(Collection entries)
------------------------------------
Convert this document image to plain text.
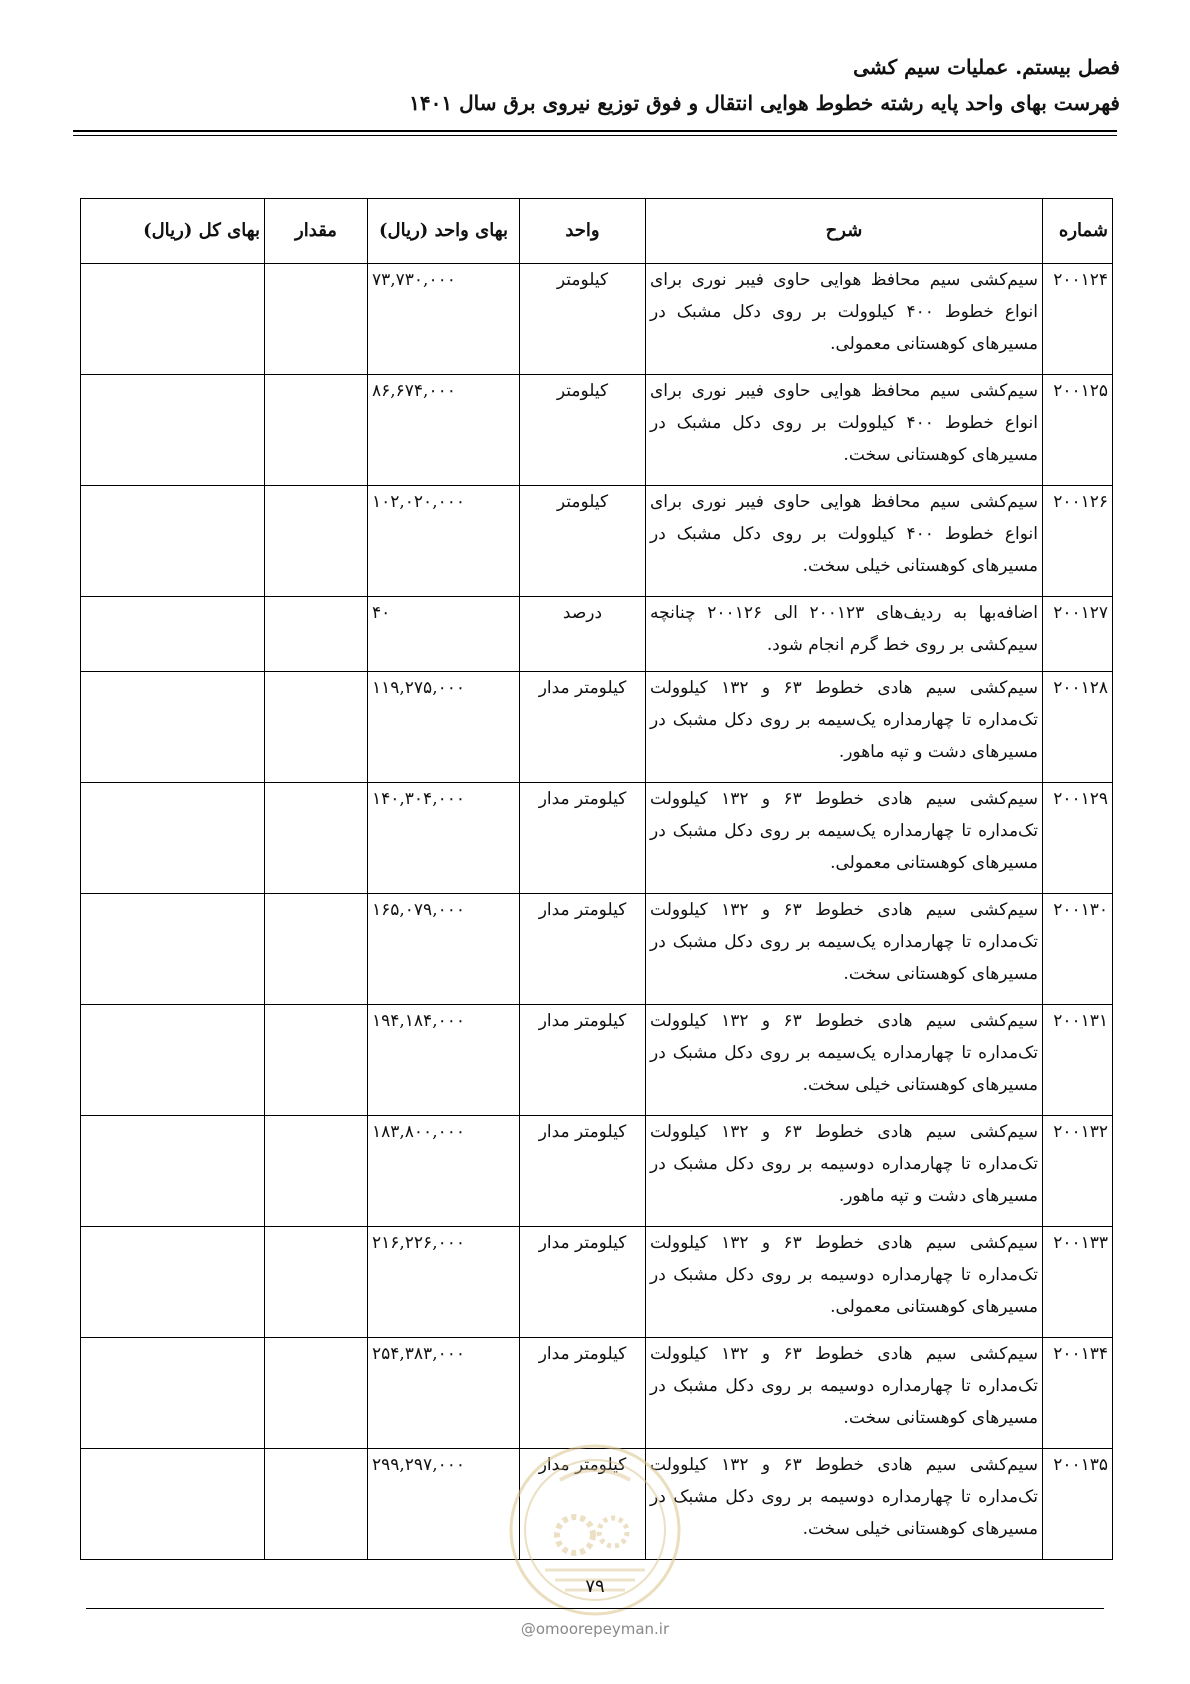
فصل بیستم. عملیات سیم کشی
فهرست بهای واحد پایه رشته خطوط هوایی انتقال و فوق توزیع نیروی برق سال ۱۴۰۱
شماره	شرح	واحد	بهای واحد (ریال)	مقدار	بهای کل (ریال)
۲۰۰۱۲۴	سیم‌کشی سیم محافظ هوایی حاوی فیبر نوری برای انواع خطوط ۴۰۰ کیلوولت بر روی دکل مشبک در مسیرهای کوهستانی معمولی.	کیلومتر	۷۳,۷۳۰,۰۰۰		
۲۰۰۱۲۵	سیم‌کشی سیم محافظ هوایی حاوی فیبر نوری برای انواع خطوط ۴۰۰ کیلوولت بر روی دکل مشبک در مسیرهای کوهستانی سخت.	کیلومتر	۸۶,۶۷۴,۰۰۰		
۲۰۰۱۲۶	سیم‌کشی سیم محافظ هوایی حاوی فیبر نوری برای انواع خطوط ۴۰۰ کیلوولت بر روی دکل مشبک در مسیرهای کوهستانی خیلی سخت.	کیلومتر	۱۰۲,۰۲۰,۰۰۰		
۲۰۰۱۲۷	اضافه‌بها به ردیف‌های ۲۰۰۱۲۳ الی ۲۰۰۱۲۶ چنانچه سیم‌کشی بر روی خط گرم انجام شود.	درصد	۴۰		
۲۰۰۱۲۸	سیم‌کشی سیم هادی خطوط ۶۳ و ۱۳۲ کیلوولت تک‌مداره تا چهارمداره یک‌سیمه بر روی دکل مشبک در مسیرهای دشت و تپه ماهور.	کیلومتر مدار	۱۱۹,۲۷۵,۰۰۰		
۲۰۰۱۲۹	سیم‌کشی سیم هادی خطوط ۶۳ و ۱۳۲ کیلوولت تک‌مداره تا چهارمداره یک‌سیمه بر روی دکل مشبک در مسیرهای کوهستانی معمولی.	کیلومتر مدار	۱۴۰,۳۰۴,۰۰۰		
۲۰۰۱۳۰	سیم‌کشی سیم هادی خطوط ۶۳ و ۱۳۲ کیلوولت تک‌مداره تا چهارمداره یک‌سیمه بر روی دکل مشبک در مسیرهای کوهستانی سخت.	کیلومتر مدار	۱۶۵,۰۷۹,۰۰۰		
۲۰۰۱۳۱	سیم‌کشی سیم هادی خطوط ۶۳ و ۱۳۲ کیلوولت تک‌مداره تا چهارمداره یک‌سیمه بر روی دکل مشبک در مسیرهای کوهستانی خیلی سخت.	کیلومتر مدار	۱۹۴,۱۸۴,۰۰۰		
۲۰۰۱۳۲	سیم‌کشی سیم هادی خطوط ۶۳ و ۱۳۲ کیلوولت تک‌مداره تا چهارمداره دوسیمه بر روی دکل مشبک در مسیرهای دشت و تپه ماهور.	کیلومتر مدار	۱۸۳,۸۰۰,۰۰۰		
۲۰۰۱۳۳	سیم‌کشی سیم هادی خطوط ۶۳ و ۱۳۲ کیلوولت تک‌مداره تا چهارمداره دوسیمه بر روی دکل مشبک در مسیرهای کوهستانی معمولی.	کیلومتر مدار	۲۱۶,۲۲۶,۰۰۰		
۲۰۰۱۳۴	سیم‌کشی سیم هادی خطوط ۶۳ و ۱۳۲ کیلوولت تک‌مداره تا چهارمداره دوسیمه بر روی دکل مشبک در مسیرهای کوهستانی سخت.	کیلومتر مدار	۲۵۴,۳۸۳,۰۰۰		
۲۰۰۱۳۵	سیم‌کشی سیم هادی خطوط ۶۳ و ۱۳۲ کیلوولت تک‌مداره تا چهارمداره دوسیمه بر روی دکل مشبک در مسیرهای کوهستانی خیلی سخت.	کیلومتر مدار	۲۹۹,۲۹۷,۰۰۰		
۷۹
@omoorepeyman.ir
------------------------------------
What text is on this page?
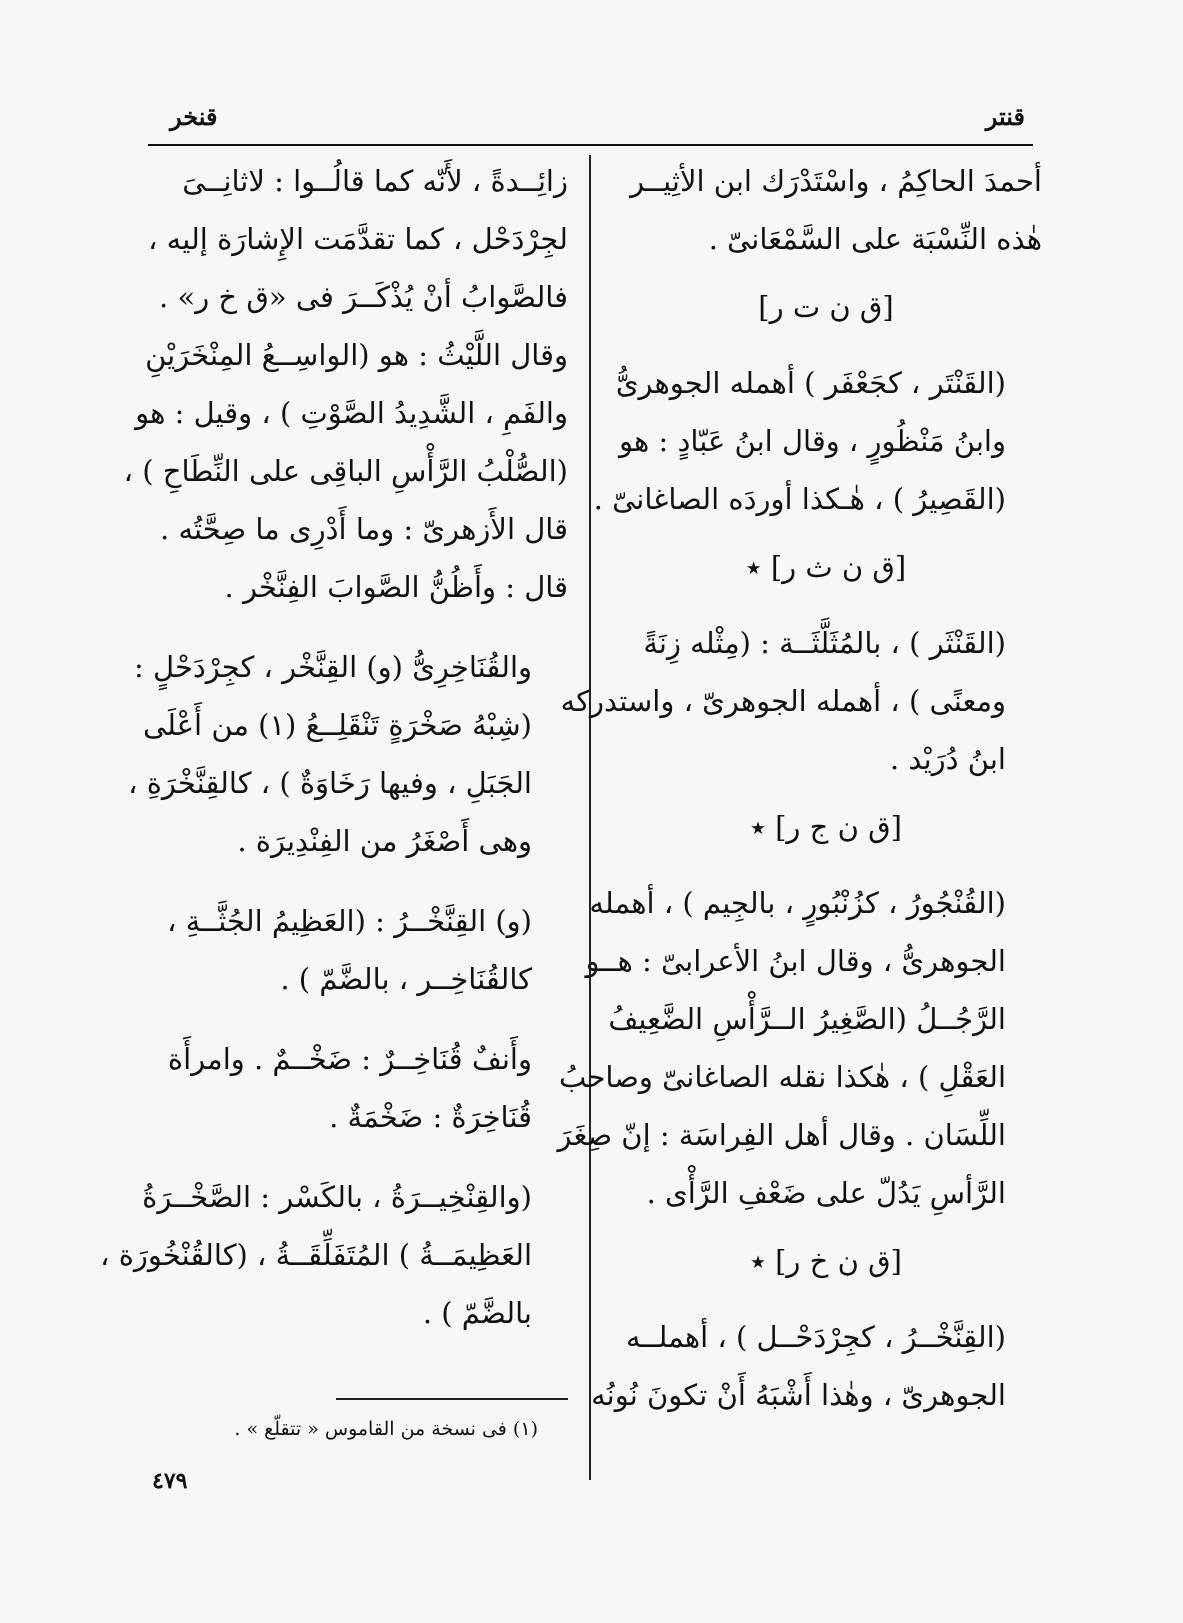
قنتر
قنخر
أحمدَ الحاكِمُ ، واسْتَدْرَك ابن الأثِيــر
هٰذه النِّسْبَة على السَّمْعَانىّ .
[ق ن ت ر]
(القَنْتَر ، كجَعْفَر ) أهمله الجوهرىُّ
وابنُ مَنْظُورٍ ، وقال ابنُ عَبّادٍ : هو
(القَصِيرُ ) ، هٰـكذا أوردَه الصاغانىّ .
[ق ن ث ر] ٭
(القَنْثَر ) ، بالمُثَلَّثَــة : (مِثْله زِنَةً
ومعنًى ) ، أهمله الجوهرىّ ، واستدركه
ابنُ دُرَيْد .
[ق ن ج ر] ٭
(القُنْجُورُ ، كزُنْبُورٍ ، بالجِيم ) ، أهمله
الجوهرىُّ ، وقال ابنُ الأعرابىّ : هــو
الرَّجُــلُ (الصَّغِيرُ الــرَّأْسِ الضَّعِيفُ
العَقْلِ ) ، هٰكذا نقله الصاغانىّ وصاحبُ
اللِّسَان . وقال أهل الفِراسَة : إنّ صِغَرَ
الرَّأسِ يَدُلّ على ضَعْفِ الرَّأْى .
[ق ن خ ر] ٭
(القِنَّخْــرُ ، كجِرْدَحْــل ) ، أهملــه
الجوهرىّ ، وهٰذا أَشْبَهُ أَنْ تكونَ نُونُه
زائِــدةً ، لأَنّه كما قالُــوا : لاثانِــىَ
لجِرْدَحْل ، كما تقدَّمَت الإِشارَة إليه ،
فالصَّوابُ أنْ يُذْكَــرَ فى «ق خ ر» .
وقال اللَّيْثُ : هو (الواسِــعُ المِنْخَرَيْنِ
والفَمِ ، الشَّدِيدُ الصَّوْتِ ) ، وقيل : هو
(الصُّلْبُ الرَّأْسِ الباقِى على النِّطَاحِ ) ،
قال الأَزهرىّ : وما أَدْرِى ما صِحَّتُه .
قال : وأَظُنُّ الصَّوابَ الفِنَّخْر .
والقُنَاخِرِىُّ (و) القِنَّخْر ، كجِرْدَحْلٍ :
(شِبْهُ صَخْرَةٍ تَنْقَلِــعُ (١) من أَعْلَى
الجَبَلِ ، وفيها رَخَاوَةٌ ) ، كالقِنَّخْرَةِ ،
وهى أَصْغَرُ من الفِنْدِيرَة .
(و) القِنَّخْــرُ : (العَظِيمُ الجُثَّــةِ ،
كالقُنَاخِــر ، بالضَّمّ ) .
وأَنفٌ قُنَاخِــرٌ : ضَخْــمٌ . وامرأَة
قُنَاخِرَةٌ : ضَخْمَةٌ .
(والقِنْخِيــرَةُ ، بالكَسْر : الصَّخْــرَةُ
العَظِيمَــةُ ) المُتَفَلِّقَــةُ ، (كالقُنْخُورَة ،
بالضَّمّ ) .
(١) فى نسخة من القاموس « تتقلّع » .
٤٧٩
------------------------------------
* EXERCISE DIRECTIONS: Copy each line containing the word "هوایی" from the data.

* REPLY TO THE TASK:
فهرست بهای واحد پایه رشته خطوط هوایی انتقال و فوق توزیع نیروی برق سال ۱۴۰۱
۲۰۰۱۲۴	سیم‌کشی سیم محافظ هوایی حاوی فیبر نوری برای انواع خطوط ۴۰۰ کیلوولت بر روی دکل مشبک در مسیرهای کوهستانی معمولی.	کیلومتر	۷۳,۷۳۰,۰۰۰		
۲۰۰۱۲۵	سیم‌کشی سیم محافظ هوایی حاوی فیبر نوری برای انواع خطوط ۴۰۰ کیلوولت بر روی دکل مشبک در مسیرهای کوهستانی سخت.	کیلومتر	۸۶,۶۷۴,۰۰۰		
۲۰۰۱۲۶	سیم‌کشی سیم محافظ هوایی حاوی فیبر نوری برای انواع خطوط ۴۰۰ کیلوولت بر روی دکل مشبک در مسیرهای کوهستانی خیلی سخت.	کیلومتر	۱۰۲,۰۲۰,۰۰۰		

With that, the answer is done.